#### EXERCISE PROMPT:
Find the line that contains "What text is on this page?". Output it and every line after it to the end of the records, exactly as they appear.

#### ENTRIES SHOWN:

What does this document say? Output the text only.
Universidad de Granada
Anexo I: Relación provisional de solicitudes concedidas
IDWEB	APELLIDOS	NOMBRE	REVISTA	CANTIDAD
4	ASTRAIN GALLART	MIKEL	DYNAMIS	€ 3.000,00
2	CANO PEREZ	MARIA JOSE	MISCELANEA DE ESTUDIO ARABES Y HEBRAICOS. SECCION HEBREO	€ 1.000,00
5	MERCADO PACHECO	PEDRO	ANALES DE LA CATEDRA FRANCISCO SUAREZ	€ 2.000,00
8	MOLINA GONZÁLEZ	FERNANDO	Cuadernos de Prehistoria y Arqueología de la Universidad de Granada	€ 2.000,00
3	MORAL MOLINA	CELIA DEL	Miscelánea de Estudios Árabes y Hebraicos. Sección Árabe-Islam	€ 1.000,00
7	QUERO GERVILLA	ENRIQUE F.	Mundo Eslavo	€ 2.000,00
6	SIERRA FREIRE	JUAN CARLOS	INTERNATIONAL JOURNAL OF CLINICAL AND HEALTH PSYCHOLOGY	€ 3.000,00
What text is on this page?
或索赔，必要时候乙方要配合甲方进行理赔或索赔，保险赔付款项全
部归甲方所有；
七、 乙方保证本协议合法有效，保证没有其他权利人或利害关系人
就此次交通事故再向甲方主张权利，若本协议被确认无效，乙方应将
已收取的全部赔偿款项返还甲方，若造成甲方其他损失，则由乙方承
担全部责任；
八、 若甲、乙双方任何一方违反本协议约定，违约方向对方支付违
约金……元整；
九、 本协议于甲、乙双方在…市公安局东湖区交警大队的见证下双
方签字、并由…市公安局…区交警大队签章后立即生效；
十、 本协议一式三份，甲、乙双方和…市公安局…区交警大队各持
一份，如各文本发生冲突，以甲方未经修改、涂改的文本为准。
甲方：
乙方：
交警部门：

#### PROBLEM SOLUTION:
What text is on this page?
或索赔，必要时候乙方要配合甲方进行理赔或索赔，保险赔付款项全
部归甲方所有；
七、 乙方保证本协议合法有效，保证没有其他权利人或利害关系人
就此次交通事故再向甲方主张权利，若本协议被确认无效，乙方应将
已收取的全部赔偿款项返还甲方，若造成甲方其他损失，则由乙方承
担全部责任；
八、 若甲、乙双方任何一方违反本协议约定，违约方向对方支付违
约金……元整；
九、 本协议于甲、乙双方在…市公安局东湖区交警大队的见证下双
方签字、并由…市公安局…区交警大队签章后立即生效；
十、 本协议一式三份，甲、乙双方和…市公安局…区交警大队各持
一份，如各文本发生冲突，以甲方未经修改、涂改的文本为准。
甲方：
乙方：
交警部门：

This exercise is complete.